• Task description: The records should be written out in full, with nothing altered.

== == ==

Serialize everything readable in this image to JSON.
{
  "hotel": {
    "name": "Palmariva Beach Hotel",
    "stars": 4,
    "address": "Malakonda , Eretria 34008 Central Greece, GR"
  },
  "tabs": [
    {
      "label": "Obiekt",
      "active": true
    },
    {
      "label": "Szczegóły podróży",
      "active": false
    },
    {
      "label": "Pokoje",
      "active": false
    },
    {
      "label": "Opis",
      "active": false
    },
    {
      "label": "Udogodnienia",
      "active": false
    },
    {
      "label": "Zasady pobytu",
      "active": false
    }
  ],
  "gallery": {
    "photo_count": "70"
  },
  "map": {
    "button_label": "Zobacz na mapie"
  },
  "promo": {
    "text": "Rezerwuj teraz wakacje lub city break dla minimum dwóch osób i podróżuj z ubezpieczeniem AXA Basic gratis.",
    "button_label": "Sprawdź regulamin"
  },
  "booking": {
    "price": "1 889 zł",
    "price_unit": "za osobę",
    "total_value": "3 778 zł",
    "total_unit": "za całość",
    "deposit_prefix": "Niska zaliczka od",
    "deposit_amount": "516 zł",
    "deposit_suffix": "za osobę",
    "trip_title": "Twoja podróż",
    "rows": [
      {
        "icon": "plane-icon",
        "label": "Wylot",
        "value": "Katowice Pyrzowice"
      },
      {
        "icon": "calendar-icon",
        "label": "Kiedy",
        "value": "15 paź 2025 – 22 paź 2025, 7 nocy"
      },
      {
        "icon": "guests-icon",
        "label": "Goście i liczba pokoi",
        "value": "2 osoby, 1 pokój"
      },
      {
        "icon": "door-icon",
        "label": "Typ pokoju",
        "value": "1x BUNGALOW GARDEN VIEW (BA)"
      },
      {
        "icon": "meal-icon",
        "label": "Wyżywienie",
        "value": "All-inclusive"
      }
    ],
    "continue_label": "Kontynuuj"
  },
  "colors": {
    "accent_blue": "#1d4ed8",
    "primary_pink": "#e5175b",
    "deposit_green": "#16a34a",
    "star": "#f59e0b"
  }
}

== == ==

• Right answer:
Serialize everything readable in this image to JSON.
{
  "hotel": {
    "name": "Palmariva Beach Hotel",
    "stars": 4,
    "address": "Malakonda , Eretria 34008 Central Greece, GR"
  },
  "tabs": [
    {
      "label": "Obiekt",
      "active": true
    },
    {
      "label": "Szczegóły podróży",
      "active": false
    },
    {
      "label": "Pokoje",
      "active": false
    },
    {
      "label": "Opis",
      "active": false
    },
    {
      "label": "Udogodnienia",
      "active": false
    },
    {
      "label": "Zasady pobytu",
      "active": false
    }
  ],
  "gallery": {
    "photo_count": "70"
  },
  "map": {
    "button_label": "Zobacz na mapie"
  },
  "promo": {
    "text": "Rezerwuj teraz wakacje lub city break dla minimum dwóch osób i podróżuj z ubezpieczeniem AXA Basic gratis.",
    "button_label": "Sprawdź regulamin"
  },
  "booking": {
    "price": "1 889 zł",
    "price_unit": "za osobę",
    "total_value": "3 778 zł",
    "total_unit": "za całość",
    "deposit_prefix": "Niska zaliczka od",
    "deposit_amount": "516 zł",
    "deposit_suffix": "za osobę",
    "trip_title": "Twoja podróż",
    "rows": [
      {
        "icon": "plane-icon",
        "label": "Wylot",
        "value": "Katowice Pyrzowice"
      },
      {
        "icon": "calendar-icon",
        "label": "Kiedy",
        "value": "15 paź 2025 – 22 paź 2025, 7 nocy"
      },
      {
        "icon": "guests-icon",
        "label": "Goście i liczba pokoi",
        "value": "2 osoby, 1 pokój"
      },
      {
        "icon": "door-icon",
        "label": "Typ pokoju",
        "value": "1x BUNGALOW GARDEN VIEW (BA)"
      },
      {
        "icon": "meal-icon",
        "label": "Wyżywienie",
        "value": "All-inclusive"
      }
    ],
    "continue_label": "Kontynuuj"
  },
  "colors": {
    "accent_blue": "#1d4ed8",
    "primary_pink": "#e5175b",
    "deposit_green": "#16a34a",
    "star": "#f59e0b"
  }
}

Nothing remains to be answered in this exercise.